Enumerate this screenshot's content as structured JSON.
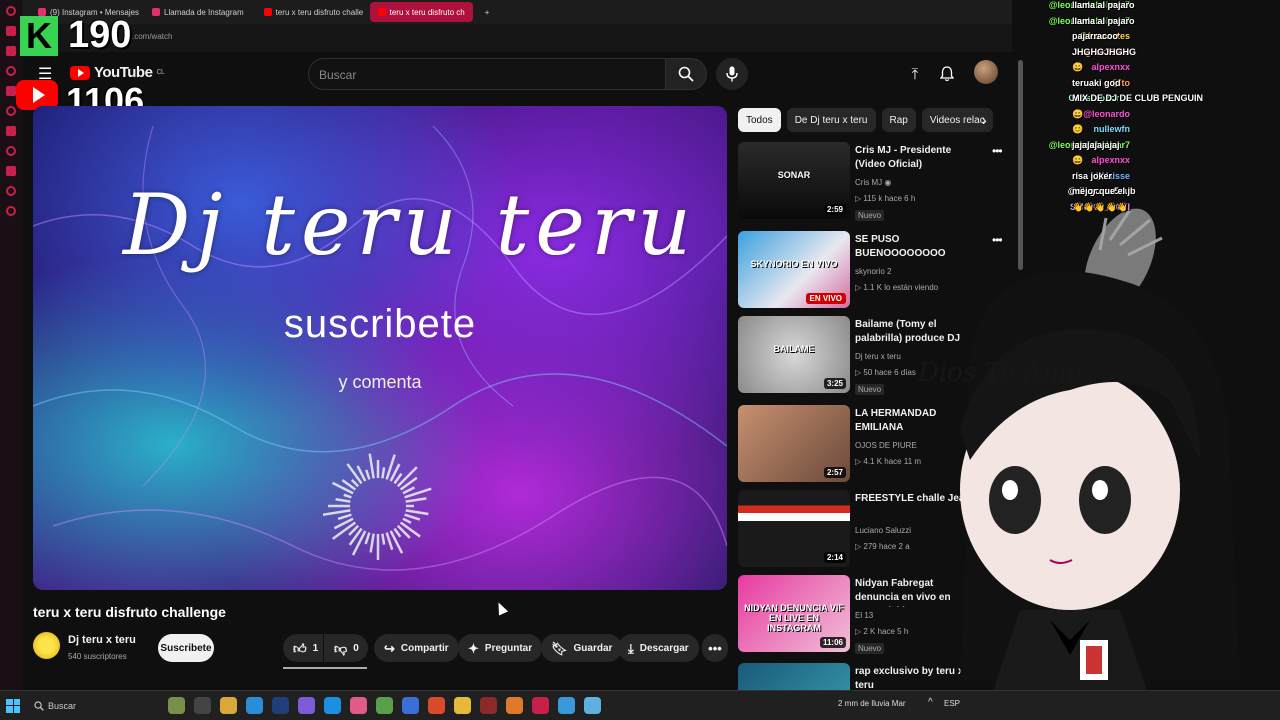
{
  "browser": {
    "tabs": [
      {
        "label": "(9) Instagram • Mensajes",
        "favicon": "instagram",
        "active": false
      },
      {
        "label": "Llamada de Instagram",
        "favicon": "instagram",
        "active": false
      },
      {
        "label": "teru x teru disfruto challe",
        "favicon": "youtube",
        "active": false
      },
      {
        "label": "teru x teru disfruto ch",
        "favicon": "youtube",
        "active": true
      }
    ],
    "new_tab": "+",
    "url_fragment": ".com/watch"
  },
  "stream_counters": {
    "kick_letter": "K",
    "kick_count": "190",
    "youtube_count": "1106"
  },
  "youtube": {
    "logo_text": "YouTube",
    "country": "CL",
    "search_placeholder": "Buscar",
    "video": {
      "overlay_title": "Dj teru teru",
      "overlay_sub": "suscribete",
      "overlay_sub2": "y comenta",
      "title": "teru x teru disfruto challenge",
      "channel": "Dj teru x teru",
      "subscribers": "540 suscriptores",
      "subscribe_label": "Suscribete",
      "likes": "1",
      "dislikes": "0",
      "share_label": "Compartir",
      "ask_label": "Preguntar",
      "save_label": "Guardar",
      "download_label": "Descargar"
    },
    "chips": [
      "Todos",
      "De Dj teru x teru",
      "Rap",
      "Videos relac"
    ],
    "recommendations": [
      {
        "title": "Cris MJ - Presidente (Video Oficial)",
        "channel": "Cris MJ ◉",
        "meta": "▷ 115 k  hace 6 h",
        "badge": "Nuevo",
        "duration": "2:59",
        "thumb_label": "SONAR"
      },
      {
        "title": "SE PUSO BUENOOOOOOOO PASEN AL DIRECTO DIOS T ...",
        "channel": "skynorio 2",
        "meta": "▷ 1.1 K lo están viendo",
        "badge": "",
        "duration": "EN VIVO",
        "thumb_label": "SKYNORIO EN VIVO"
      },
      {
        "title": "Bailame (Tomy el palabrilla) produce DJ teru ...",
        "channel": "Dj teru x teru",
        "meta": "▷ 50  hace 6 días",
        "badge": "Nuevo",
        "duration": "3:25",
        "thumb_label": "BAILAME"
      },
      {
        "title": "LA HERMANDAD EMILIANA",
        "channel": "OJOS DE PIURE",
        "meta": "▷ 4.1 K  hace 11 m",
        "badge": "",
        "duration": "2:57",
        "thumb_label": ""
      },
      {
        "title": "FREESTYLE challe Jean",
        "channel": "Luciano Saluzzi",
        "meta": "▷ 279  hace 2 a",
        "badge": "",
        "duration": "2:14",
        "thumb_label": ""
      },
      {
        "title": "Nidyan Fabregat denuncia en vivo en transmisión ...",
        "channel": "El 13",
        "meta": "▷ 2 K  hace 5 h",
        "badge": "Nuevo",
        "duration": "11:06",
        "thumb_label": "NIDYAN DENUNCIA VIF EN LIVE EN INSTAGRAM"
      },
      {
        "title": "rap exclusivo by teru x teru",
        "channel": "",
        "meta": "",
        "badge": "",
        "duration": "",
        "thumb_label": ""
      }
    ]
  },
  "chat": [
    {
      "user": "@leonardobelmar7",
      "text": "llama al pajaro",
      "color": "#7dff5a"
    },
    {
      "user": "@leonardobelmar7",
      "text": "llama al pajaro",
      "color": "#7dff5a"
    },
    {
      "user": "@lasonntes",
      "text": "pajarracoo",
      "color": "#ffd54a"
    },
    {
      "user": "raghar12326",
      "text": "JHGHGJHGHG",
      "color": "#ff6b6b"
    },
    {
      "user": "alpexnxx",
      "text": "😄",
      "color": "#ff4fd8"
    },
    {
      "user": "@ito",
      "text": "teruaki god",
      "color": "#ffa04a"
    },
    {
      "user": "Crisstophoros",
      "text": "MIX DE DJ DE CLUB PENGUIN",
      "color": "#7dffb0"
    },
    {
      "user": "@leonardo",
      "text": "😄",
      "color": "#ff4fd8"
    },
    {
      "user": "nullewfn",
      "text": "😊",
      "color": "#7ddcff"
    },
    {
      "user": "@leonardobelmar7",
      "text": "jajajajajajaj",
      "color": "#7dff5a"
    },
    {
      "user": "alpexnxx",
      "text": "😄",
      "color": "#ff4fd8"
    },
    {
      "user": "@Vaisse",
      "text": "risa joker",
      "color": "#7db0ff"
    },
    {
      "user": "@diego-ne5nu",
      "text": "mejor que el jb",
      "color": "#ffffff"
    },
    {
      "user": "SMOKE_BAKI",
      "text": "👋👋👋👋👋",
      "color": "#e28bff"
    }
  ],
  "overlay_text": "Dios Te Ama",
  "taskbar": {
    "search_label": "Buscar",
    "weather": "2 mm de lluvia Mar",
    "lang": "ESP"
  },
  "colors": {
    "accent": "#ff0000",
    "opera": "#b0103c",
    "kick": "#39d353"
  }
}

§ **Objective**:
Check each line of the entries above, and show every one holding the word "channel".

§ **Result of this task**:
      "channel": "Dj teru x teru",
        "channel": "Cris MJ ◉",
        "channel": "skynorio 2",
        "channel": "Dj teru x teru",
        "channel": "OJOS DE PIURE",
        "channel": "Luciano Saluzzi",
        "channel": "El 13",
        "channel": "",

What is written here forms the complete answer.